(Goal)
Below are some records; reproduce every one of them exactly.

** start Records to process **

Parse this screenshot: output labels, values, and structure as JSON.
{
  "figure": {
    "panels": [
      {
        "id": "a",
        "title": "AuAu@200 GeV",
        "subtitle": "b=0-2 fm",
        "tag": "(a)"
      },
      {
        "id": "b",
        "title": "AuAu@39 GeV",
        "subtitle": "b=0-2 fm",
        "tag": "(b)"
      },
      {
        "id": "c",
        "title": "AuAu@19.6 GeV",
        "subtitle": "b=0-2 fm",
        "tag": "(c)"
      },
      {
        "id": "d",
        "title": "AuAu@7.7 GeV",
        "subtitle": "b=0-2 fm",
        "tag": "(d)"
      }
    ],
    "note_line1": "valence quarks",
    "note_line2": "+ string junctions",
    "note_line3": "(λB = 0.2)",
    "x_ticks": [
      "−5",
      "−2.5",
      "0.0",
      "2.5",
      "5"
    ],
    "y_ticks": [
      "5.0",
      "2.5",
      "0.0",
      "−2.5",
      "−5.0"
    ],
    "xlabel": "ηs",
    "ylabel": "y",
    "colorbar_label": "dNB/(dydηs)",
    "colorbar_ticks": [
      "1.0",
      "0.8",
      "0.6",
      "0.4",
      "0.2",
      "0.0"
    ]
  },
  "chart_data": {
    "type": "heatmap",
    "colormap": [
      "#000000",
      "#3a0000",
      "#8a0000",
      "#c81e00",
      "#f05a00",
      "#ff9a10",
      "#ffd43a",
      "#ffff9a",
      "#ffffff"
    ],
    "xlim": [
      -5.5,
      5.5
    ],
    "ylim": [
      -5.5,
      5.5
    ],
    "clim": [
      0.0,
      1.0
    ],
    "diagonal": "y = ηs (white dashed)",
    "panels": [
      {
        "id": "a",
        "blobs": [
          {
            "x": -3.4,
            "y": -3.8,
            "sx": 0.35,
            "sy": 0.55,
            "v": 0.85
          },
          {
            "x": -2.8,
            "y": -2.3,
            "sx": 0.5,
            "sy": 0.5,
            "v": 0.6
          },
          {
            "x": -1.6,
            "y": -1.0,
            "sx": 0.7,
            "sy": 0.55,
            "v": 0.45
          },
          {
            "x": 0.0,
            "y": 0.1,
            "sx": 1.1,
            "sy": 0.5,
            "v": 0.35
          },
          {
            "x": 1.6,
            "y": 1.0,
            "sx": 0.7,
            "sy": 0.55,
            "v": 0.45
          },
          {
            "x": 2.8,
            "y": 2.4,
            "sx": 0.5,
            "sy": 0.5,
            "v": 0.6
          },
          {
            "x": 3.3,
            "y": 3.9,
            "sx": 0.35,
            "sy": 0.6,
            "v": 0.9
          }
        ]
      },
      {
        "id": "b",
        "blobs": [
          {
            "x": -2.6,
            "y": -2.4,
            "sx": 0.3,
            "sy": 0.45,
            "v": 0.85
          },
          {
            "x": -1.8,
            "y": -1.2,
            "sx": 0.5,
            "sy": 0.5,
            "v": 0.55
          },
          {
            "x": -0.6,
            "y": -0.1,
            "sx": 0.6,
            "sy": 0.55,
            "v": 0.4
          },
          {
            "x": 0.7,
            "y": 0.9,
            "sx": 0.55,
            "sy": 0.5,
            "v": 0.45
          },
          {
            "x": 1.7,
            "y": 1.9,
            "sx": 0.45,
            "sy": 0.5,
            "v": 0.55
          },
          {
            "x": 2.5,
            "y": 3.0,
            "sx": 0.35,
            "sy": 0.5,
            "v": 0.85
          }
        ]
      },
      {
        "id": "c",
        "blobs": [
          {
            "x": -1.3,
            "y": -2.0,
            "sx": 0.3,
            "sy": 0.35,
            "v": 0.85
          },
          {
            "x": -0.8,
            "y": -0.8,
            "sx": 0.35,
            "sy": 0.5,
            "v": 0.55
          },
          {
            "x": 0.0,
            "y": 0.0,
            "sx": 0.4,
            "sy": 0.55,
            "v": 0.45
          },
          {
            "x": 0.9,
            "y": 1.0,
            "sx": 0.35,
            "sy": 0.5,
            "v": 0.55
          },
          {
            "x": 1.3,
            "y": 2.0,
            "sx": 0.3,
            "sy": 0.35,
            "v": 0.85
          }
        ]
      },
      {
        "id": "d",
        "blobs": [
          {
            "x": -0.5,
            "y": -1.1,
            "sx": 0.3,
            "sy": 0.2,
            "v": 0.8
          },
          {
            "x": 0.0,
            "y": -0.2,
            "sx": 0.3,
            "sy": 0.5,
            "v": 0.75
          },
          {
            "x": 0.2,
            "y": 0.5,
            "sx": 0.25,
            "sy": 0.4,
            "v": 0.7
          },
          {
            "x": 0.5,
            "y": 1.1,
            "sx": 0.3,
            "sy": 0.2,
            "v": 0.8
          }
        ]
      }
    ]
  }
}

** end Records to process **

(Worked solution)
Parse this screenshot: output labels, values, and structure as JSON.
{
  "figure": {
    "panels": [
      {
        "id": "a",
        "title": "AuAu@200 GeV",
        "subtitle": "b=0-2 fm",
        "tag": "(a)"
      },
      {
        "id": "b",
        "title": "AuAu@39 GeV",
        "subtitle": "b=0-2 fm",
        "tag": "(b)"
      },
      {
        "id": "c",
        "title": "AuAu@19.6 GeV",
        "subtitle": "b=0-2 fm",
        "tag": "(c)"
      },
      {
        "id": "d",
        "title": "AuAu@7.7 GeV",
        "subtitle": "b=0-2 fm",
        "tag": "(d)"
      }
    ],
    "note_line1": "valence quarks",
    "note_line2": "+ string junctions",
    "note_line3": "(λB = 0.2)",
    "x_ticks": [
      "−5",
      "−2.5",
      "0.0",
      "2.5",
      "5"
    ],
    "y_ticks": [
      "5.0",
      "2.5",
      "0.0",
      "−2.5",
      "−5.0"
    ],
    "xlabel": "ηs",
    "ylabel": "y",
    "colorbar_label": "dNB/(dydηs)",
    "colorbar_ticks": [
      "1.0",
      "0.8",
      "0.6",
      "0.4",
      "0.2",
      "0.0"
    ]
  },
  "chart_data": {
    "type": "heatmap",
    "colormap": [
      "#000000",
      "#3a0000",
      "#8a0000",
      "#c81e00",
      "#f05a00",
      "#ff9a10",
      "#ffd43a",
      "#ffff9a",
      "#ffffff"
    ],
    "xlim": [
      -5.5,
      5.5
    ],
    "ylim": [
      -5.5,
      5.5
    ],
    "clim": [
      0.0,
      1.0
    ],
    "diagonal": "y = ηs (white dashed)",
    "panels": [
      {
        "id": "a",
        "blobs": [
          {
            "x": -3.4,
            "y": -3.8,
            "sx": 0.35,
            "sy": 0.55,
            "v": 0.85
          },
          {
            "x": -2.8,
            "y": -2.3,
            "sx": 0.5,
            "sy": 0.5,
            "v": 0.6
          },
          {
            "x": -1.6,
            "y": -1.0,
            "sx": 0.7,
            "sy": 0.55,
            "v": 0.45
          },
          {
            "x": 0.0,
            "y": 0.1,
            "sx": 1.1,
            "sy": 0.5,
            "v": 0.35
          },
          {
            "x": 1.6,
            "y": 1.0,
            "sx": 0.7,
            "sy": 0.55,
            "v": 0.45
          },
          {
            "x": 2.8,
            "y": 2.4,
            "sx": 0.5,
            "sy": 0.5,
            "v": 0.6
          },
          {
            "x": 3.3,
            "y": 3.9,
            "sx": 0.35,
            "sy": 0.6,
            "v": 0.9
          }
        ]
      },
      {
        "id": "b",
        "blobs": [
          {
            "x": -2.6,
            "y": -2.4,
            "sx": 0.3,
            "sy": 0.45,
            "v": 0.85
          },
          {
            "x": -1.8,
            "y": -1.2,
            "sx": 0.5,
            "sy": 0.5,
            "v": 0.55
          },
          {
            "x": -0.6,
            "y": -0.1,
            "sx": 0.6,
            "sy": 0.55,
            "v": 0.4
          },
          {
            "x": 0.7,
            "y": 0.9,
            "sx": 0.55,
            "sy": 0.5,
            "v": 0.45
          },
          {
            "x": 1.7,
            "y": 1.9,
            "sx": 0.45,
            "sy": 0.5,
            "v": 0.55
          },
          {
            "x": 2.5,
            "y": 3.0,
            "sx": 0.35,
            "sy": 0.5,
            "v": 0.85
          }
        ]
      },
      {
        "id": "c",
        "blobs": [
          {
            "x": -1.3,
            "y": -2.0,
            "sx": 0.3,
            "sy": 0.35,
            "v": 0.85
          },
          {
            "x": -0.8,
            "y": -0.8,
            "sx": 0.35,
            "sy": 0.5,
            "v": 0.55
          },
          {
            "x": 0.0,
            "y": 0.0,
            "sx": 0.4,
            "sy": 0.55,
            "v": 0.45
          },
          {
            "x": 0.9,
            "y": 1.0,
            "sx": 0.35,
            "sy": 0.5,
            "v": 0.55
          },
          {
            "x": 1.3,
            "y": 2.0,
            "sx": 0.3,
            "sy": 0.35,
            "v": 0.85
          }
        ]
      },
      {
        "id": "d",
        "blobs": [
          {
            "x": -0.5,
            "y": -1.1,
            "sx": 0.3,
            "sy": 0.2,
            "v": 0.8
          },
          {
            "x": 0.0,
            "y": -0.2,
            "sx": 0.3,
            "sy": 0.5,
            "v": 0.75
          },
          {
            "x": 0.2,
            "y": 0.5,
            "sx": 0.25,
            "sy": 0.4,
            "v": 0.7
          },
          {
            "x": 0.5,
            "y": 1.1,
            "sx": 0.3,
            "sy": 0.2,
            "v": 0.8
          }
        ]
      }
    ]
  }
}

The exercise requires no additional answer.